### Entries from a data source

★ ★ ★ ★

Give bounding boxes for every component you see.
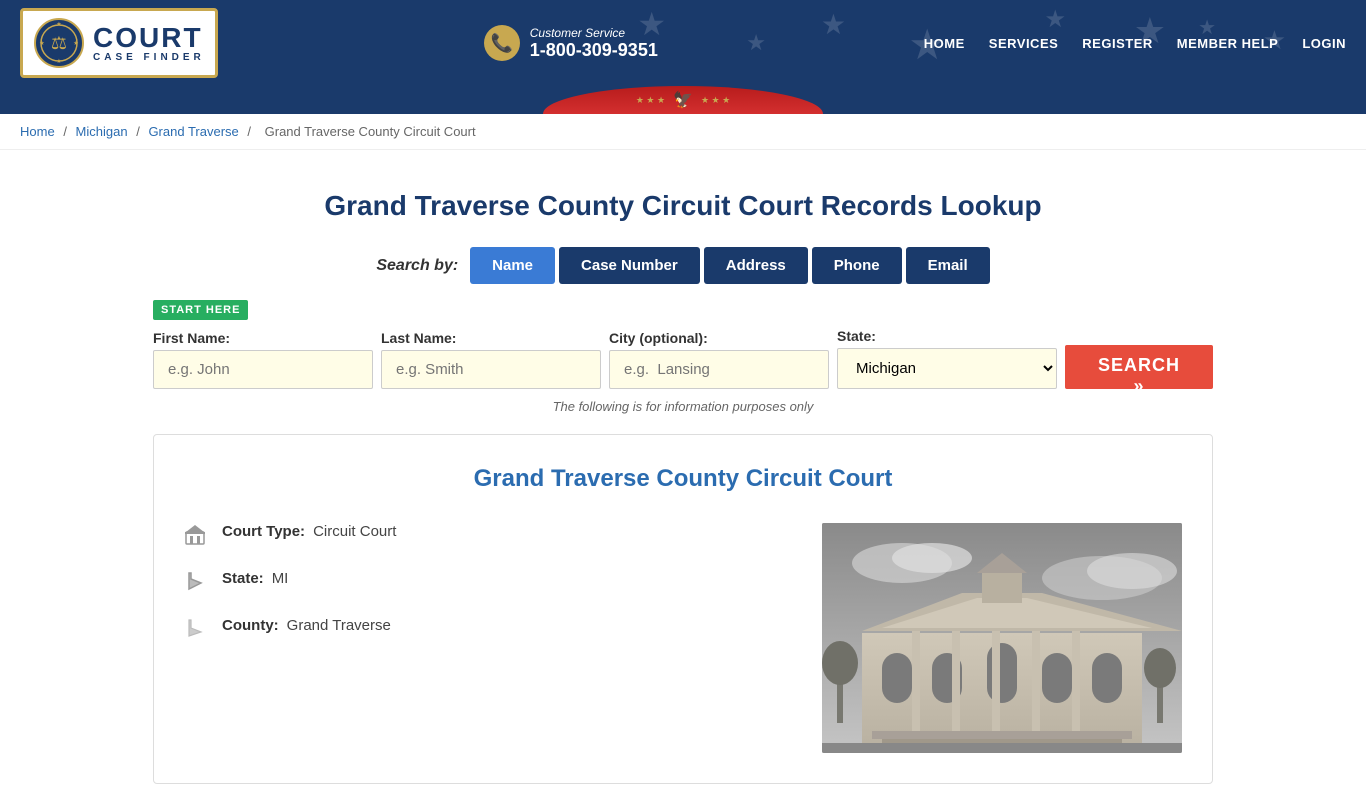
search-by-label: Search by:	[376, 257, 458, 275]
tab-email[interactable]: Email	[906, 247, 990, 284]
svg-text:★: ★	[56, 58, 61, 65]
info-note: The following is for information purpose…	[153, 399, 1213, 414]
logo-emblem-icon: ★ ★ ★ ★ ⚖	[33, 17, 85, 69]
tab-address[interactable]: Address	[704, 247, 808, 284]
breadcrumb-home[interactable]: Home	[20, 124, 55, 139]
breadcrumb-sep3: /	[247, 124, 254, 139]
state-content: State: MI	[222, 570, 288, 587]
county-icon	[184, 618, 208, 642]
nav-register[interactable]: REGISTER	[1082, 36, 1152, 51]
state-select[interactable]: AlabamaAlaskaArizonaArkansasCaliforniaCo…	[837, 348, 1057, 389]
state-detail-value: MI	[272, 570, 289, 587]
main-content: Grand Traverse County Circuit Court Reco…	[133, 150, 1233, 804]
first-name-group: First Name:	[153, 330, 373, 389]
court-info-title: Grand Traverse County Circuit Court	[184, 465, 1182, 493]
svg-text:★: ★	[56, 21, 61, 28]
court-info-section: Grand Traverse County Circuit Court	[153, 434, 1213, 784]
breadcrumb-michigan[interactable]: Michigan	[76, 124, 128, 139]
phone-number: 1-800-309-9351	[530, 40, 658, 61]
main-nav: HOME SERVICES REGISTER MEMBER HELP LOGIN	[924, 36, 1346, 51]
logo-area: ★ ★ ★ ★ ⚖ COURT CASE FINDER	[20, 8, 218, 78]
court-type-label: Court Type:	[222, 523, 305, 540]
county-label: County:	[222, 617, 279, 634]
form-area: START HERE First Name: Last Name: City (…	[153, 300, 1213, 389]
tab-name[interactable]: Name	[470, 247, 555, 284]
phone-icon: 📞	[484, 25, 520, 61]
phone-area: 📞 Customer Service 1-800-309-9351	[484, 25, 658, 61]
svg-text:★: ★	[73, 40, 78, 47]
court-type-value: Circuit Court	[313, 523, 396, 540]
court-details-row: Court Type: Circuit Court State: MI	[184, 523, 1182, 753]
phone-info: Customer Service 1-800-309-9351	[530, 26, 658, 61]
search-form-row: First Name: Last Name: City (optional): …	[153, 328, 1213, 389]
state-group: State: AlabamaAlaskaArizonaArkansasCalif…	[837, 328, 1057, 389]
courthouse-image	[822, 523, 1182, 753]
state-label: State:	[837, 328, 1057, 344]
logo-box: ★ ★ ★ ★ ⚖ COURT CASE FINDER	[20, 8, 218, 78]
city-input[interactable]	[609, 350, 829, 389]
search-section: Search by: Name Case Number Address Phon…	[153, 247, 1213, 414]
tab-case-number[interactable]: Case Number	[559, 247, 700, 284]
state-detail-label: State:	[222, 570, 264, 587]
court-type-icon	[184, 524, 208, 548]
search-by-row: Search by: Name Case Number Address Phon…	[153, 247, 1213, 284]
nav-services[interactable]: SERVICES	[989, 36, 1059, 51]
logo-text: COURT CASE FINDER	[93, 24, 205, 63]
state-item: State: MI	[184, 570, 802, 595]
county-content: County: Grand Traverse	[222, 617, 391, 634]
county-item: County: Grand Traverse	[184, 617, 802, 642]
state-icon	[184, 571, 208, 595]
breadcrumb: Home / Michigan / Grand Traverse / Grand…	[0, 114, 1366, 150]
svg-text:⚖: ⚖	[51, 33, 67, 53]
header: ★ ★ ★ ★ ★ ★ ★ ★ ★ ★ ★ ★ ⚖	[0, 0, 1366, 114]
city-group: City (optional):	[609, 330, 829, 389]
court-type-item: Court Type: Circuit Court	[184, 523, 802, 548]
search-button[interactable]: SEARCH »	[1065, 345, 1213, 389]
breadcrumb-sep2: /	[136, 124, 143, 139]
header-inner: ★ ★ ★ ★ ⚖ COURT CASE FINDER 📞 Customer S…	[0, 0, 1366, 86]
nav-member-help[interactable]: MEMBER HELP	[1177, 36, 1279, 51]
breadcrumb-sep1: /	[63, 124, 70, 139]
breadcrumb-current: Grand Traverse County Circuit Court	[265, 124, 476, 139]
last-name-label: Last Name:	[381, 330, 601, 346]
court-type-content: Court Type: Circuit Court	[222, 523, 396, 540]
last-name-input[interactable]	[381, 350, 601, 389]
start-here-badge: START HERE	[153, 300, 248, 320]
nav-login[interactable]: LOGIN	[1302, 36, 1346, 51]
last-name-group: Last Name:	[381, 330, 601, 389]
first-name-input[interactable]	[153, 350, 373, 389]
phone-label: Customer Service	[530, 26, 658, 40]
logo-casefinder-label: CASE FINDER	[93, 52, 205, 63]
svg-text:★: ★	[39, 40, 44, 47]
courthouse-svg	[822, 523, 1182, 753]
county-value: Grand Traverse	[287, 617, 391, 634]
first-name-label: First Name:	[153, 330, 373, 346]
page-title: Grand Traverse County Circuit Court Reco…	[153, 190, 1213, 222]
breadcrumb-grand-traverse[interactable]: Grand Traverse	[148, 124, 238, 139]
logo-court-label: COURT	[93, 24, 205, 52]
nav-home[interactable]: HOME	[924, 36, 965, 51]
city-label: City (optional):	[609, 330, 829, 346]
tab-phone[interactable]: Phone	[812, 247, 902, 284]
court-details-left: Court Type: Circuit Court State: MI	[184, 523, 802, 753]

★ ★ ★ ★

### EXERCISE BRIEF
Reproduce the entries verbatim, beginning at the line that contains "257, 458, 275]" and ending after the line that contains "617, 279, 634]", with both of those lines included.

### TASK RESPONSE
search-by-label: Search by:	[376, 257, 458, 275]
tab-email[interactable]: Email	[906, 247, 990, 284]
svg-text:★: ★	[56, 58, 61, 65]
info-note: The following is for information purpose…	[153, 399, 1213, 414]
logo-emblem-icon: ★ ★ ★ ★ ⚖	[33, 17, 85, 69]
tab-address[interactable]: Address	[704, 247, 808, 284]
breadcrumb-home[interactable]: Home	[20, 124, 55, 139]
breadcrumb-sep3: /	[247, 124, 254, 139]
state-content: State: MI	[222, 570, 288, 587]
county-icon	[184, 618, 208, 642]
nav-register[interactable]: REGISTER	[1082, 36, 1152, 51]
state-select[interactable]: AlabamaAlaskaArizonaArkansasCaliforniaCo…	[837, 348, 1057, 389]
state-detail-value: MI	[272, 570, 289, 587]
main-content: Grand Traverse County Circuit Court Reco…	[133, 150, 1233, 804]
first-name-group: First Name:	[153, 330, 373, 389]
court-info-title: Grand Traverse County Circuit Court	[184, 465, 1182, 493]
svg-text:★: ★	[56, 21, 61, 28]
court-info-section: Grand Traverse County Circuit Court	[153, 434, 1213, 784]
breadcrumb-michigan[interactable]: Michigan	[76, 124, 128, 139]
phone-number: 1-800-309-9351	[530, 40, 658, 61]
main-nav: HOME SERVICES REGISTER MEMBER HELP LOGIN	[924, 36, 1346, 51]
logo-area: ★ ★ ★ ★ ⚖ COURT CASE FINDER	[20, 8, 218, 78]
court-type-label: Court Type:	[222, 523, 305, 540]
county-label: County:	[222, 617, 279, 634]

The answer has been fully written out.